_THE DATA_
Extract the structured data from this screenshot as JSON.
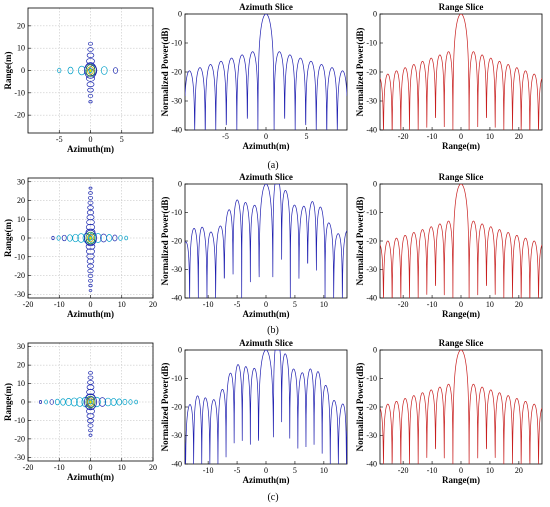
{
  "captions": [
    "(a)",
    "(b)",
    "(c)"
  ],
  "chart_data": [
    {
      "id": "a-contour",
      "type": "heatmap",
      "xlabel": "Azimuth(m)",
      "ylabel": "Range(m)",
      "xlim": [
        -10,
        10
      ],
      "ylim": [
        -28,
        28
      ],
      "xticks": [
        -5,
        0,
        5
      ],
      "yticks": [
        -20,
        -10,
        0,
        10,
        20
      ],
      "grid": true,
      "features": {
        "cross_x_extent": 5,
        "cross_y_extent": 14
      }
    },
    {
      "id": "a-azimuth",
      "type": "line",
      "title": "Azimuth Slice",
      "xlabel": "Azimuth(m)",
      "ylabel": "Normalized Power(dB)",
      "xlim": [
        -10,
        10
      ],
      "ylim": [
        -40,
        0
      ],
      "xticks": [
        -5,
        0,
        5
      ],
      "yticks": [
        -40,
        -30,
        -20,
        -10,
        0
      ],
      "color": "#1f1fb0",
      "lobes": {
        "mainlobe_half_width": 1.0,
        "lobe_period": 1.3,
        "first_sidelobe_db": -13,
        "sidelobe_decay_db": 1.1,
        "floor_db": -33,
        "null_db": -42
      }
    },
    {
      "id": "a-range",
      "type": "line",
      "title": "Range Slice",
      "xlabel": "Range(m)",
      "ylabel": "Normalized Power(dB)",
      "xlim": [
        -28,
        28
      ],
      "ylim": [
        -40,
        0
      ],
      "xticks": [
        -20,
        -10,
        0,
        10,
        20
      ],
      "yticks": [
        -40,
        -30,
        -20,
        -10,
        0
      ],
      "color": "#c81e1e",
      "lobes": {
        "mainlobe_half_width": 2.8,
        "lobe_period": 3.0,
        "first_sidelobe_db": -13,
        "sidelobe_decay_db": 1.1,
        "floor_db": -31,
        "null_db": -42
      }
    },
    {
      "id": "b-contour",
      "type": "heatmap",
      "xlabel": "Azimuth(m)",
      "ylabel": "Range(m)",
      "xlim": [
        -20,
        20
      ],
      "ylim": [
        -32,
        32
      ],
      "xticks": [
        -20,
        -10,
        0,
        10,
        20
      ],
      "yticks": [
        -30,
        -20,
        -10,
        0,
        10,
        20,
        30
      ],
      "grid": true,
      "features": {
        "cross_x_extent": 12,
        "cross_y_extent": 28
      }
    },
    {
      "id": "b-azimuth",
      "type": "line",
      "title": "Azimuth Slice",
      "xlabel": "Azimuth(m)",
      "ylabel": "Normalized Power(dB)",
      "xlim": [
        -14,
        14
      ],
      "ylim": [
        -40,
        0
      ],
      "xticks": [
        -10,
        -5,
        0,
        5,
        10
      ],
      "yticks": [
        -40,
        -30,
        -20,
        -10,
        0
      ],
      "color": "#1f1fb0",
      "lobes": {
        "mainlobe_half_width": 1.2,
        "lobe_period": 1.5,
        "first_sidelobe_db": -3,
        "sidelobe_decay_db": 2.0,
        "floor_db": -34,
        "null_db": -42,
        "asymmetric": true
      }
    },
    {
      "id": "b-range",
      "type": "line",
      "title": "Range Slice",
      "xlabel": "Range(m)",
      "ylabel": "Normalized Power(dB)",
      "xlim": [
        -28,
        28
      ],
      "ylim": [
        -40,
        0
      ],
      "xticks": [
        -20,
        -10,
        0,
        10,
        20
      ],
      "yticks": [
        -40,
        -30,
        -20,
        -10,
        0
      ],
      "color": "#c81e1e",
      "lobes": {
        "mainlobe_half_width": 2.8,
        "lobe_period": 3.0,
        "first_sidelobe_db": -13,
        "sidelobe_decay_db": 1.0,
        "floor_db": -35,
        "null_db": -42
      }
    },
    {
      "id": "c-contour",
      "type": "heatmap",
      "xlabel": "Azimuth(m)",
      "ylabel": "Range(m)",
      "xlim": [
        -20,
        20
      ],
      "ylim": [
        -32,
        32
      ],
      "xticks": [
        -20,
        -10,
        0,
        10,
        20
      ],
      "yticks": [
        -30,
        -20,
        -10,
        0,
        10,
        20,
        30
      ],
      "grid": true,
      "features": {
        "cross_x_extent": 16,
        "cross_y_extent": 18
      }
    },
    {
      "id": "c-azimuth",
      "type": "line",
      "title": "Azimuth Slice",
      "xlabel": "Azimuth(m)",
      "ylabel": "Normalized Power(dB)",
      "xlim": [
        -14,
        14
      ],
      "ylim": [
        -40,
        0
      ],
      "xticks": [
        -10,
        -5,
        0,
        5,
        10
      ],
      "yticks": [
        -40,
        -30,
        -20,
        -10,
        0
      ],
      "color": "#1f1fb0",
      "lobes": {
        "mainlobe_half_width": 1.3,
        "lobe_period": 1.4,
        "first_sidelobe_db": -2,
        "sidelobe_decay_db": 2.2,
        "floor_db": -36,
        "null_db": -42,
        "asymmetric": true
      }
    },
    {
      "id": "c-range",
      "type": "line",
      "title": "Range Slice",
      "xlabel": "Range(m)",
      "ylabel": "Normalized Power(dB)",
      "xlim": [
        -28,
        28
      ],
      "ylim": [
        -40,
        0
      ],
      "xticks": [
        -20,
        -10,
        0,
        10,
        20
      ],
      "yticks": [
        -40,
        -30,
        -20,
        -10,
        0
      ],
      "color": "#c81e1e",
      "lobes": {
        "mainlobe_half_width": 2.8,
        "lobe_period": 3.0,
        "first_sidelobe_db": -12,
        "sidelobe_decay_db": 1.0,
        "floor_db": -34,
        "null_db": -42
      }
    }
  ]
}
--
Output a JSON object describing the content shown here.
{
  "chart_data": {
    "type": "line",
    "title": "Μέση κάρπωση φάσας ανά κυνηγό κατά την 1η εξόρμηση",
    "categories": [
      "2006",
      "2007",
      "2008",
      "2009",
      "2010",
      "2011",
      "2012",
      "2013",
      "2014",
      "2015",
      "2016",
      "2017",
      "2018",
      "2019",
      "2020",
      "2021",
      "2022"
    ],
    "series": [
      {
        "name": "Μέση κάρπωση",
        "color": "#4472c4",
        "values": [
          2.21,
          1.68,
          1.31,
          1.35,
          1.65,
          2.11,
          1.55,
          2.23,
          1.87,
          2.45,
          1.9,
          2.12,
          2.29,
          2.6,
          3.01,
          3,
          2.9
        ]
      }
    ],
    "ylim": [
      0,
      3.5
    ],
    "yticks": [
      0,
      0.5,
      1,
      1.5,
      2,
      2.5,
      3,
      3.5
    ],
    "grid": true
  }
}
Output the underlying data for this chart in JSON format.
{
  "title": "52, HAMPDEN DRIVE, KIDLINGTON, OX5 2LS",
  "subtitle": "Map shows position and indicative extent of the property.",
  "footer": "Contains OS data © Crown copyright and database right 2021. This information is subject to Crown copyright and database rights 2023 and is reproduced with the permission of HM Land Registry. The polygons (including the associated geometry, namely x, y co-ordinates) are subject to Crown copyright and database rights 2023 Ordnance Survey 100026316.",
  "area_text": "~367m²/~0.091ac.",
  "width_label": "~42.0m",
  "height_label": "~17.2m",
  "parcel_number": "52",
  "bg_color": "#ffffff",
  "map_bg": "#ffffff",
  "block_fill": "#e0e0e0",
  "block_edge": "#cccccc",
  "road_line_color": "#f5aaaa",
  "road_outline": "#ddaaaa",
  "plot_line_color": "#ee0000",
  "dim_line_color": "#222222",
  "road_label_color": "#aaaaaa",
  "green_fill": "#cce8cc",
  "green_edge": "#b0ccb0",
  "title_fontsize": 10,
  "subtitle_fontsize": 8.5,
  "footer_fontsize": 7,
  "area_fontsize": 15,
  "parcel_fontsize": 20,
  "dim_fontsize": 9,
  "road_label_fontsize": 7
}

_REQUIREMENT_
Show all lines above holding "κάρπωση".

_PROBLEM SOLUTION_
    "title": "Μέση κάρπωση φάσας ανά κυνηγό κατά την 1η εξόρμηση",
        "name": "Μέση κάρπωση",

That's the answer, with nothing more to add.